-------- Items

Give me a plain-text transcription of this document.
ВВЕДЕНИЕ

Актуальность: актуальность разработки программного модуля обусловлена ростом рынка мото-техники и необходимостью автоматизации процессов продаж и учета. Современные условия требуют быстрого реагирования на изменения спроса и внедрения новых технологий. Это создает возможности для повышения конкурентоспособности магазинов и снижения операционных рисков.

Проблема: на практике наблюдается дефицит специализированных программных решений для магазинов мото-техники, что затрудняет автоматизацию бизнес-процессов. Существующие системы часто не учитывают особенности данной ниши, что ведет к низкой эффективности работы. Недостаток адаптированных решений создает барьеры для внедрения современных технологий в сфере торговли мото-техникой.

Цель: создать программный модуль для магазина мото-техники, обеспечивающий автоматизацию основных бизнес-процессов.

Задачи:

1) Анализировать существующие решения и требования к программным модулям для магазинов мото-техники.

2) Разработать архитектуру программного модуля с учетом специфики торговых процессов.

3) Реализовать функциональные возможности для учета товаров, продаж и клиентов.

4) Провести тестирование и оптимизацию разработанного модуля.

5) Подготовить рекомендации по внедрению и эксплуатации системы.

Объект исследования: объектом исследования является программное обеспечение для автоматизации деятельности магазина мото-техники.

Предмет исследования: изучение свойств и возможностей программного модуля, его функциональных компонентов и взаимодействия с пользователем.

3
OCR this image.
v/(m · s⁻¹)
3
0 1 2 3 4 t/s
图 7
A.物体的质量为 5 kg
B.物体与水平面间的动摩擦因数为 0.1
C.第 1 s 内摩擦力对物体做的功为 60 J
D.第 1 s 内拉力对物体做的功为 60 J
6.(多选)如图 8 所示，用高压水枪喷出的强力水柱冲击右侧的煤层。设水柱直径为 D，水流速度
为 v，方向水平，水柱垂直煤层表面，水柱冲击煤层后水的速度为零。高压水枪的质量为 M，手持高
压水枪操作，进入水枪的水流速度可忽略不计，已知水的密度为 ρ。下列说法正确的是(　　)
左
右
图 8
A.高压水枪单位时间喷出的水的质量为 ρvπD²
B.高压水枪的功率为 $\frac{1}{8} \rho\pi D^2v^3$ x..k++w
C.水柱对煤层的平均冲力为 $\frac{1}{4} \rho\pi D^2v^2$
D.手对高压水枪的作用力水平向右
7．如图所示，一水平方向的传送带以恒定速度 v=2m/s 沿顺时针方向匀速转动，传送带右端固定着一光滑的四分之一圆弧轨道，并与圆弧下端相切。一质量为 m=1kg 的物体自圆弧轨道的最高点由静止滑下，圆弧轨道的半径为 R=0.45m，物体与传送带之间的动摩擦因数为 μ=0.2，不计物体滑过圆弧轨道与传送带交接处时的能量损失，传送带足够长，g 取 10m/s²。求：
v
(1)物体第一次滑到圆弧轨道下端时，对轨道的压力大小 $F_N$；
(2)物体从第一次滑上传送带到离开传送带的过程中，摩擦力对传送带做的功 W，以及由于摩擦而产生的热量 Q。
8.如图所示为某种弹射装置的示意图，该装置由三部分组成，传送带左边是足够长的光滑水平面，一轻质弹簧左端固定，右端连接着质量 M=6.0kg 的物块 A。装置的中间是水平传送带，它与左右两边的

----------------

> _Goal_: Of the lines in the data, how many hold the string "this"? State the number, nothing else.

> _Response_: 2